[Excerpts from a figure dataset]
● ● ●

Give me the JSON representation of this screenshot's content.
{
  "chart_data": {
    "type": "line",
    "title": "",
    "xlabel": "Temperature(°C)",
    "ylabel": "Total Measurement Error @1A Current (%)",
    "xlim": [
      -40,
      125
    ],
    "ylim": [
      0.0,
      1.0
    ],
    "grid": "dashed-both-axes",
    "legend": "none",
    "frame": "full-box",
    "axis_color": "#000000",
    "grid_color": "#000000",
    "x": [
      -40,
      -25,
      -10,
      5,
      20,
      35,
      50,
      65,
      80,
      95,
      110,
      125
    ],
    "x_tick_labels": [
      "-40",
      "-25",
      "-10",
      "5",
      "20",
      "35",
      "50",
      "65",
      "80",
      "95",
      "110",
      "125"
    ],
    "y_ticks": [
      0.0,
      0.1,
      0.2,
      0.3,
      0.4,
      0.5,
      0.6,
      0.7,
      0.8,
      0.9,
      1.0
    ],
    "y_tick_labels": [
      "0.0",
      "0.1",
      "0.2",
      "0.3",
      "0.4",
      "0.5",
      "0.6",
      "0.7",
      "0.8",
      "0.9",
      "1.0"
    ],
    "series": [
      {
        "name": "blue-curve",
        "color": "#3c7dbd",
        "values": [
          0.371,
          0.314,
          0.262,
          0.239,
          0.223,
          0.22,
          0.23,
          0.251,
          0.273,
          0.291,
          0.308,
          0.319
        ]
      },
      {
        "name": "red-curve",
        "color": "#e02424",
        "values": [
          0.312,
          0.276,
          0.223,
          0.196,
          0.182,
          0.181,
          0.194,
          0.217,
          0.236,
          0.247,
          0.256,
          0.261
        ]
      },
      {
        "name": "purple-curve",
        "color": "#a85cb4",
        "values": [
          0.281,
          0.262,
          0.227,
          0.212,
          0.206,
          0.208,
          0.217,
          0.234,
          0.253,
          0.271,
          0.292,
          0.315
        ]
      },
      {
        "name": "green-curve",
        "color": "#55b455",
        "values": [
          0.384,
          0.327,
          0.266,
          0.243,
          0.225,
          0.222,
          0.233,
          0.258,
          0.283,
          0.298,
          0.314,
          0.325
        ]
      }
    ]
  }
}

● ● ●

Exercise task — Return the material in full, exactly as shown.

Worked solution —
Give me the JSON representation of this screenshot's content.
{
  "chart_data": {
    "type": "line",
    "title": "",
    "xlabel": "Temperature(°C)",
    "ylabel": "Total Measurement Error @1A Current (%)",
    "xlim": [
      -40,
      125
    ],
    "ylim": [
      0.0,
      1.0
    ],
    "grid": "dashed-both-axes",
    "legend": "none",
    "frame": "full-box",
    "axis_color": "#000000",
    "grid_color": "#000000",
    "x": [
      -40,
      -25,
      -10,
      5,
      20,
      35,
      50,
      65,
      80,
      95,
      110,
      125
    ],
    "x_tick_labels": [
      "-40",
      "-25",
      "-10",
      "5",
      "20",
      "35",
      "50",
      "65",
      "80",
      "95",
      "110",
      "125"
    ],
    "y_ticks": [
      0.0,
      0.1,
      0.2,
      0.3,
      0.4,
      0.5,
      0.6,
      0.7,
      0.8,
      0.9,
      1.0
    ],
    "y_tick_labels": [
      "0.0",
      "0.1",
      "0.2",
      "0.3",
      "0.4",
      "0.5",
      "0.6",
      "0.7",
      "0.8",
      "0.9",
      "1.0"
    ],
    "series": [
      {
        "name": "blue-curve",
        "color": "#3c7dbd",
        "values": [
          0.371,
          0.314,
          0.262,
          0.239,
          0.223,
          0.22,
          0.23,
          0.251,
          0.273,
          0.291,
          0.308,
          0.319
        ]
      },
      {
        "name": "red-curve",
        "color": "#e02424",
        "values": [
          0.312,
          0.276,
          0.223,
          0.196,
          0.182,
          0.181,
          0.194,
          0.217,
          0.236,
          0.247,
          0.256,
          0.261
        ]
      },
      {
        "name": "purple-curve",
        "color": "#a85cb4",
        "values": [
          0.281,
          0.262,
          0.227,
          0.212,
          0.206,
          0.208,
          0.217,
          0.234,
          0.253,
          0.271,
          0.292,
          0.315
        ]
      },
      {
        "name": "green-curve",
        "color": "#55b455",
        "values": [
          0.384,
          0.327,
          0.266,
          0.243,
          0.225,
          0.222,
          0.233,
          0.258,
          0.283,
          0.298,
          0.314,
          0.325
        ]
      }
    ]
  }
}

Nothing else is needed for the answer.